**RECORDS SUPPLIED:**
+===+

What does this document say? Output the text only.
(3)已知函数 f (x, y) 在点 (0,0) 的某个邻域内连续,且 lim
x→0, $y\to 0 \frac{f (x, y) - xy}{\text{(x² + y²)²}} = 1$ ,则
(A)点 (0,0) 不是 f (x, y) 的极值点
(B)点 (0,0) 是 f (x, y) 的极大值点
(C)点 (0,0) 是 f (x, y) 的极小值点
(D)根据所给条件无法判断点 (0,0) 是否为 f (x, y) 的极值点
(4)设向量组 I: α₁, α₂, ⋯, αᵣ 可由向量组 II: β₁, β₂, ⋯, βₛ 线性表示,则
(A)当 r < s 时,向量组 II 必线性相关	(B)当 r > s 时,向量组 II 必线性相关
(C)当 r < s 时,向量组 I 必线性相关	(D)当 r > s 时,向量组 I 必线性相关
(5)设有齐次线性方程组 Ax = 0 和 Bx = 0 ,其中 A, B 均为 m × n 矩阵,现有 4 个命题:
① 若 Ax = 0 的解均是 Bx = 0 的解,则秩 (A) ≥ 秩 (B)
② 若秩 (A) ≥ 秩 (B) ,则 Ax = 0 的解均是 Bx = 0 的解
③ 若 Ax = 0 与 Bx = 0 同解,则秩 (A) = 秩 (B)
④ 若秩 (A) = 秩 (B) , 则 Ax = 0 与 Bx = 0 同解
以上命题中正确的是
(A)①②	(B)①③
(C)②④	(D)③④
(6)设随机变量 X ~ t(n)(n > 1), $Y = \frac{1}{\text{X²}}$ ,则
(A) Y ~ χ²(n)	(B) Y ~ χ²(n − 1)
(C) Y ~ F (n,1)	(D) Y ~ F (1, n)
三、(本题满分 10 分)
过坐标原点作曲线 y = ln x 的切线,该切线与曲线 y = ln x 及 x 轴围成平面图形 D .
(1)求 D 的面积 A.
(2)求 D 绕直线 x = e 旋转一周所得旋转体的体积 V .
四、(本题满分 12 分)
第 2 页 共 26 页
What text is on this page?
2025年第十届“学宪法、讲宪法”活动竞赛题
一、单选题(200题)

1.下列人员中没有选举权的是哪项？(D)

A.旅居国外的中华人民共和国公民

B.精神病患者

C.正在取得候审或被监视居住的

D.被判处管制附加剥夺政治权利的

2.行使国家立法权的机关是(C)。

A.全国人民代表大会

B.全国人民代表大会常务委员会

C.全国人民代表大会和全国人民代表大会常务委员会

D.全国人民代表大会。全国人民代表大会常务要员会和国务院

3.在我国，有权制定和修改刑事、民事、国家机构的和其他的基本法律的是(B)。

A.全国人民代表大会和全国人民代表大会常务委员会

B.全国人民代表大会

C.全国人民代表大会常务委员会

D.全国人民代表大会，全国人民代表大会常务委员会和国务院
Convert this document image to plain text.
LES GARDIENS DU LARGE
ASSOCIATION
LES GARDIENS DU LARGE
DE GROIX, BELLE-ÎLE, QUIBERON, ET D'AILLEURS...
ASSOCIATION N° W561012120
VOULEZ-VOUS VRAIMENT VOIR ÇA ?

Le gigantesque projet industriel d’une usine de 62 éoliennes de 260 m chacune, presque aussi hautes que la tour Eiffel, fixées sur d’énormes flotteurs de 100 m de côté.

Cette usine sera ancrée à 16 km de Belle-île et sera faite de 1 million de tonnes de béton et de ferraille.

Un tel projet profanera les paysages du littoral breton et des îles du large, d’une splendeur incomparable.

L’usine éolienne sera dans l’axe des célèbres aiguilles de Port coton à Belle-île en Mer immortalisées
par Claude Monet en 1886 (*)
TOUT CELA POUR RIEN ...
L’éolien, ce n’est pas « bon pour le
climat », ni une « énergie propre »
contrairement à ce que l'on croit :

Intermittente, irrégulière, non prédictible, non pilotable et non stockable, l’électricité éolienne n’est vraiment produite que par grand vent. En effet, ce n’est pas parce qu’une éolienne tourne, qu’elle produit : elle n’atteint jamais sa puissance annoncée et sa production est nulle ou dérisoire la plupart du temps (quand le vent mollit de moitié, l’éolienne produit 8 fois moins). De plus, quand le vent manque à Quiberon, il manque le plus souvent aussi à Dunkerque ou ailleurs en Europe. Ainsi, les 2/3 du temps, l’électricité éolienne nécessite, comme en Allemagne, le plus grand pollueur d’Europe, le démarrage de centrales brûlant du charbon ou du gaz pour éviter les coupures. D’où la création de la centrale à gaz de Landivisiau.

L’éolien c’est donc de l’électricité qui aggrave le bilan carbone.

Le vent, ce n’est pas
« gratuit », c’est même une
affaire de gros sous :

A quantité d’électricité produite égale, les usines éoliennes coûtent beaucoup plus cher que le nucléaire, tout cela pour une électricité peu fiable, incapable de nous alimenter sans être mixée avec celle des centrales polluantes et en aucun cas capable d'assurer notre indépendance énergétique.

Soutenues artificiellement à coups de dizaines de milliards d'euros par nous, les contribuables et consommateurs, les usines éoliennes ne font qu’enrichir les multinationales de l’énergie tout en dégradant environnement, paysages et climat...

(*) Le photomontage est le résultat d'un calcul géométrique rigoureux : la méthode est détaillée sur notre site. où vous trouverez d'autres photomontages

+===+

**EXERCISE PROMPT:** Leave out every line without the string "What" and copy the rest.

**TASK OUTPUT:**
What does this document say? Output the text only.
What text is on this page?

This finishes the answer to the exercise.